◆ GOAL OF THE EXERCISE ◆
Reproduce the entries below word for word, beginning with their first line and continuing through the line that contains "sync-arrows-icon bbox=[28, 191, 66, 229]", with both of those lines included.

◆ PROVIDED ENTRIES ◆
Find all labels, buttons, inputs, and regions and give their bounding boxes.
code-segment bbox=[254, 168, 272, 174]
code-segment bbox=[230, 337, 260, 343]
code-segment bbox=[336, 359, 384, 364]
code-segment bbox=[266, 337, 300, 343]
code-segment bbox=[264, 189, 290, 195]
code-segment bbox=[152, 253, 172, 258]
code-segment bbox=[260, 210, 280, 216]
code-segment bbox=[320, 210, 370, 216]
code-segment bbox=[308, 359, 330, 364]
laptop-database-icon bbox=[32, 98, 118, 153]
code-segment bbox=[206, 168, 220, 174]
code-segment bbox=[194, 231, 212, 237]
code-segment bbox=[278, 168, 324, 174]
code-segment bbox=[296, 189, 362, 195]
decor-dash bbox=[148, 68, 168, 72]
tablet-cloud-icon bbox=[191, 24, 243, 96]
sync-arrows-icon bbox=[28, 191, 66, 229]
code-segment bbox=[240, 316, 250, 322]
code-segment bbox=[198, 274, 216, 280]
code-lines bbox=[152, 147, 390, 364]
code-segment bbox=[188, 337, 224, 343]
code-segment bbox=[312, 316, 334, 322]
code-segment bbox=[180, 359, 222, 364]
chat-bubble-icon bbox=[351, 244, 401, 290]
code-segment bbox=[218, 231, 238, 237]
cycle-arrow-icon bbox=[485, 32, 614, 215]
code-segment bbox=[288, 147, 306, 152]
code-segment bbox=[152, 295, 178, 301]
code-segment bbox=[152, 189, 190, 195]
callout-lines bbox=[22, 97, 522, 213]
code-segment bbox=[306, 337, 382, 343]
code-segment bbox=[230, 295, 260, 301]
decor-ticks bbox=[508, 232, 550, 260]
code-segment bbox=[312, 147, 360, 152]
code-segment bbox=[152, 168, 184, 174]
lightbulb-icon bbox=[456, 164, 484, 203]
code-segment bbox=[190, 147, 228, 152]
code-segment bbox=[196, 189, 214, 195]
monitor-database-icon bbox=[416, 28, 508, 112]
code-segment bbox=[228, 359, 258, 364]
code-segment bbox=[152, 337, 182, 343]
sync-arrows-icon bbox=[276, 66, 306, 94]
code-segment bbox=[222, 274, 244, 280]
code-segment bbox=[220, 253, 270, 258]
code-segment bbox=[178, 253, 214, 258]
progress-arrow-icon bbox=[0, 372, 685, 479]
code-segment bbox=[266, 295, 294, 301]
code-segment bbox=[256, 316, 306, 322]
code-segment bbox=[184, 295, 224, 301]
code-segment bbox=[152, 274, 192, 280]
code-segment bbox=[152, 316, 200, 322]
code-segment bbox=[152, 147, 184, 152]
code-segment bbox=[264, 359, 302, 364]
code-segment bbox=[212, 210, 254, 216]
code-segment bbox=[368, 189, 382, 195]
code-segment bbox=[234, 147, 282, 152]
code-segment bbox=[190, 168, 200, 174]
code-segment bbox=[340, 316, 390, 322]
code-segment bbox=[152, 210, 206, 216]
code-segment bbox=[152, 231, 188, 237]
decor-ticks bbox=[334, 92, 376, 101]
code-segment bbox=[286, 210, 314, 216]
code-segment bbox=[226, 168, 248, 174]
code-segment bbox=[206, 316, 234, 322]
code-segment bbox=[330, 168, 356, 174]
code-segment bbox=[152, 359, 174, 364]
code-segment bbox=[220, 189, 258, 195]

◆ IN RESPONSE ◆
Find all labels, buttons, inputs, and regions and give their bounding boxes.
code-segment bbox=[254, 168, 272, 174]
code-segment bbox=[230, 337, 260, 343]
code-segment bbox=[336, 359, 384, 364]
code-segment bbox=[266, 337, 300, 343]
code-segment bbox=[264, 189, 290, 195]
code-segment bbox=[152, 253, 172, 258]
code-segment bbox=[260, 210, 280, 216]
code-segment bbox=[320, 210, 370, 216]
code-segment bbox=[308, 359, 330, 364]
laptop-database-icon bbox=[32, 98, 118, 153]
code-segment bbox=[206, 168, 220, 174]
code-segment bbox=[194, 231, 212, 237]
code-segment bbox=[278, 168, 324, 174]
code-segment bbox=[296, 189, 362, 195]
decor-dash bbox=[148, 68, 168, 72]
tablet-cloud-icon bbox=[191, 24, 243, 96]
sync-arrows-icon bbox=[28, 191, 66, 229]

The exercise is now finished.